Search the records below for the word "accel". Pull out each line that has it.

— START Provided records —

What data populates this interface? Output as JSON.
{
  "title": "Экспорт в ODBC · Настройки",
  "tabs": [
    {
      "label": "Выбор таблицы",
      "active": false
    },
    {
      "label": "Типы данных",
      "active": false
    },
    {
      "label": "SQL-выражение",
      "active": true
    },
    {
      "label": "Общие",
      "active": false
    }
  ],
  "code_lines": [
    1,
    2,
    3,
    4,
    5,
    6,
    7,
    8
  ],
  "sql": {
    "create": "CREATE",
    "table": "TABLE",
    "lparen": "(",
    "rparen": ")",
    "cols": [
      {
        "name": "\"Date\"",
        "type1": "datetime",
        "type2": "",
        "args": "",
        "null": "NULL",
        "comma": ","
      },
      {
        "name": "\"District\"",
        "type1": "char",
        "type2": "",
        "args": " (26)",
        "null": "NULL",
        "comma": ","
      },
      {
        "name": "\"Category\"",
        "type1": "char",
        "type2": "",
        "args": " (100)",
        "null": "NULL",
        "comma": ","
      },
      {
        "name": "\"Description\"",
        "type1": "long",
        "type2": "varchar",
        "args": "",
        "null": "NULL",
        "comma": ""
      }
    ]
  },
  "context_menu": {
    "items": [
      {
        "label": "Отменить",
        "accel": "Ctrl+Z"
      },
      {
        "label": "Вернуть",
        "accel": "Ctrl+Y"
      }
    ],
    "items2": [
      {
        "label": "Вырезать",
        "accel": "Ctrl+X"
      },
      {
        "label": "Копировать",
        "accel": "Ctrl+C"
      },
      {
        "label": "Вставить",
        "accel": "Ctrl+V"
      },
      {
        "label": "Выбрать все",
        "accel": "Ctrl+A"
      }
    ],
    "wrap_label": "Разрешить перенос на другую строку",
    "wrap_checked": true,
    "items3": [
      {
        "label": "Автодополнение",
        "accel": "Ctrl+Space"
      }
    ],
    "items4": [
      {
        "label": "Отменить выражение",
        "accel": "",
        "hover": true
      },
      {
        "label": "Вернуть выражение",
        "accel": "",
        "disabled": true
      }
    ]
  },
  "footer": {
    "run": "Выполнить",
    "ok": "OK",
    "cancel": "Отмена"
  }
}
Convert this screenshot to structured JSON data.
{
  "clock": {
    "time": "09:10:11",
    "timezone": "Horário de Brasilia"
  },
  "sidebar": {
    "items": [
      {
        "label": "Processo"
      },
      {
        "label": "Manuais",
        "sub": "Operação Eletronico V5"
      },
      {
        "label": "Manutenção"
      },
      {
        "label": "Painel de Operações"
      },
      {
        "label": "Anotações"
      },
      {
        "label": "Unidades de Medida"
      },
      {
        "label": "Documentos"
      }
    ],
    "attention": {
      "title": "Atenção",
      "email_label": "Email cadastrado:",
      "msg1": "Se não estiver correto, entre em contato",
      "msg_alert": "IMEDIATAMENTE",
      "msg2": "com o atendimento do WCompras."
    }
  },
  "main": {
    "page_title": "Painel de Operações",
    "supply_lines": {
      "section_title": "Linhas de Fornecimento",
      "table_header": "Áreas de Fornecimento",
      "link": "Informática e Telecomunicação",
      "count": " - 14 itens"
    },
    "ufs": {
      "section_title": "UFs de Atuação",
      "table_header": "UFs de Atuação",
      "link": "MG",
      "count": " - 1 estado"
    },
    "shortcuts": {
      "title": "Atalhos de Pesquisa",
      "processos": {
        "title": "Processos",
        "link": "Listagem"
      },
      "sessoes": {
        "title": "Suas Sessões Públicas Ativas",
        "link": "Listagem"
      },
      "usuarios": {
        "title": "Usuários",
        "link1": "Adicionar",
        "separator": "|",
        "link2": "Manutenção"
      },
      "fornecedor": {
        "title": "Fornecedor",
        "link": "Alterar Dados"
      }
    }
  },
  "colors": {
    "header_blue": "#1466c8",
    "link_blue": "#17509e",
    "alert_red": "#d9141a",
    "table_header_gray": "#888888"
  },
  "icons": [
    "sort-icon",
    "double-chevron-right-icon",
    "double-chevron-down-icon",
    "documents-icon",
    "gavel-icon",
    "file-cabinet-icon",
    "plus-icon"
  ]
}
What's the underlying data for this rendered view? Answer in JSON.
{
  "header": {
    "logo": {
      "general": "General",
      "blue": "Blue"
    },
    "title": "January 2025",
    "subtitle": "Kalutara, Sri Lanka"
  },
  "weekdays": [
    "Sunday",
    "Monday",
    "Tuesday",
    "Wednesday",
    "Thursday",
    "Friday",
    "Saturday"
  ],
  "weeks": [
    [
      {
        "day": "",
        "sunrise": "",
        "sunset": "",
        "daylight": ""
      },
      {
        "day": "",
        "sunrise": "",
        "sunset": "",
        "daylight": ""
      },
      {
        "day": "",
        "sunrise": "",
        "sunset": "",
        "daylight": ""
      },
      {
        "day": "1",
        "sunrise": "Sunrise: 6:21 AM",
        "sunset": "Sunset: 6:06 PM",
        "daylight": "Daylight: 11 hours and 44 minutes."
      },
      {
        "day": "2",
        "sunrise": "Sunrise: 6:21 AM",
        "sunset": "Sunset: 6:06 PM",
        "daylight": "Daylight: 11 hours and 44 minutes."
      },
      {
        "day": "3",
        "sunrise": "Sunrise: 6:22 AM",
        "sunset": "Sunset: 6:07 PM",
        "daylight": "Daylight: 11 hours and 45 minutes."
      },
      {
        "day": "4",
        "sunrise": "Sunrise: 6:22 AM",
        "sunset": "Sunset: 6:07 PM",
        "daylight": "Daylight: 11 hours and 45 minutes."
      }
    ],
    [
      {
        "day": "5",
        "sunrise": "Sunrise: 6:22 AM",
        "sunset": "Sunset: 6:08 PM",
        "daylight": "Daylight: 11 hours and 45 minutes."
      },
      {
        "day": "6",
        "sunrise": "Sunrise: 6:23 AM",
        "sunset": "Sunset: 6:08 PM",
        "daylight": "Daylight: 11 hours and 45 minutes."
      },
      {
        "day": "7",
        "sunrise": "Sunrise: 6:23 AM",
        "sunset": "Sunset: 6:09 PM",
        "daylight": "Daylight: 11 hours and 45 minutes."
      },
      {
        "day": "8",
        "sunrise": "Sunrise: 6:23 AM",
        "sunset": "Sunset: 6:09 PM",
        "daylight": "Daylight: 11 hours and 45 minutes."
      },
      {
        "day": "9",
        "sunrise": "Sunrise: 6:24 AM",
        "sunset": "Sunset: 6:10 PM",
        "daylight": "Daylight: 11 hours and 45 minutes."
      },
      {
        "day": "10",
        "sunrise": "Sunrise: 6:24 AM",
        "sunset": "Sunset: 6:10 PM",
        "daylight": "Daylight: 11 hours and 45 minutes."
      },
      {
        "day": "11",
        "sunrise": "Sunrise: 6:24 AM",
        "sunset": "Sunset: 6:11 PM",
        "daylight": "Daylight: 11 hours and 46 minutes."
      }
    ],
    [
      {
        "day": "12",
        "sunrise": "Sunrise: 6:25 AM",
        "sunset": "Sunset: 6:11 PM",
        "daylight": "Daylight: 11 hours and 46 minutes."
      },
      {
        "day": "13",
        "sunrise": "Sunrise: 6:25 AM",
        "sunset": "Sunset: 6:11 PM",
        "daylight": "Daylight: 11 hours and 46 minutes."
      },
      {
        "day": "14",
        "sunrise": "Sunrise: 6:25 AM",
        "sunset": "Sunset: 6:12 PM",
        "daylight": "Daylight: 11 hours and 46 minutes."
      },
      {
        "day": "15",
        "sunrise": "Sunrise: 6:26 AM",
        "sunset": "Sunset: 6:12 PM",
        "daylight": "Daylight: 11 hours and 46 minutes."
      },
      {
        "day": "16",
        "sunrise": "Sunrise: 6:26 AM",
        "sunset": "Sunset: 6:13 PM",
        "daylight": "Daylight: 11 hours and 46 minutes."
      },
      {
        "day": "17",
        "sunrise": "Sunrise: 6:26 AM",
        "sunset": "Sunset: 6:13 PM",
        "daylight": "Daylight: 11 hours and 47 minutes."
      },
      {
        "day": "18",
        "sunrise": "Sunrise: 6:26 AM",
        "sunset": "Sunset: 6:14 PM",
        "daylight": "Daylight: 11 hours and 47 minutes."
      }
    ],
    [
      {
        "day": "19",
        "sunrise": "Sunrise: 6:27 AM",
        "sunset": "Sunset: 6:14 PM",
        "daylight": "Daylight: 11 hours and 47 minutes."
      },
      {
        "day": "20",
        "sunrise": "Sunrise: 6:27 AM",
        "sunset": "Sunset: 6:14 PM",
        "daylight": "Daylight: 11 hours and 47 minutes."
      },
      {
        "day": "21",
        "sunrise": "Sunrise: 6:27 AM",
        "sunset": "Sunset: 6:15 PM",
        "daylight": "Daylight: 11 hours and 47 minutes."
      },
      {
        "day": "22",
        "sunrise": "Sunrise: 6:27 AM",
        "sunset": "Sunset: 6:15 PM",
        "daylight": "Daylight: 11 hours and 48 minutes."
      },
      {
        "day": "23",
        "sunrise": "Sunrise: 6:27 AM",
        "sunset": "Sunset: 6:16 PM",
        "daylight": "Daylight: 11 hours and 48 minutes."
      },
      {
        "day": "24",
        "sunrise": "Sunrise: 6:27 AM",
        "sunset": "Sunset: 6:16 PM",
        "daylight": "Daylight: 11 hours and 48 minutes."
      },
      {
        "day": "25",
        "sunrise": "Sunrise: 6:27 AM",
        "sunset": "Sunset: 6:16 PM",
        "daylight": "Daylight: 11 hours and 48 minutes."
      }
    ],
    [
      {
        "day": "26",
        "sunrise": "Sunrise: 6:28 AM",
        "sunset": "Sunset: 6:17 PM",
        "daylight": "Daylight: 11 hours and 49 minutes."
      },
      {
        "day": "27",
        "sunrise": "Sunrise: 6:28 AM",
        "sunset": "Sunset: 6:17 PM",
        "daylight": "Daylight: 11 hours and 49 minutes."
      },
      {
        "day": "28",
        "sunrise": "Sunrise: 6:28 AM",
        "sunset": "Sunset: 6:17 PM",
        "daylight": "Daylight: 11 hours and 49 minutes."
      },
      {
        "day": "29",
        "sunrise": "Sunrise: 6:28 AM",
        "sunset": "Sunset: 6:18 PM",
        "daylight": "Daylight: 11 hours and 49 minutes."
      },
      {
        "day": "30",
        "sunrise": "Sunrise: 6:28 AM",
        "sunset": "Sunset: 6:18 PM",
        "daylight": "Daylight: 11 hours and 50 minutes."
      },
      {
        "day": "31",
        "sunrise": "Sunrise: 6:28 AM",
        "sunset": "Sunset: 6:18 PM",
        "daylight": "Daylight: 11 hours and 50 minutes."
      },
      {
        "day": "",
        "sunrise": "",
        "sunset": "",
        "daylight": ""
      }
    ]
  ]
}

— END Provided records —

**Result**
        "accel": "Ctrl+Z"
        "accel": "Ctrl+Y"
        "accel": "Ctrl+X"
        "accel": "Ctrl+C"
        "accel": "Ctrl+V"
        "accel": "Ctrl+A"
        "accel": "Ctrl+Space"
        "accel": "",
        "accel": "",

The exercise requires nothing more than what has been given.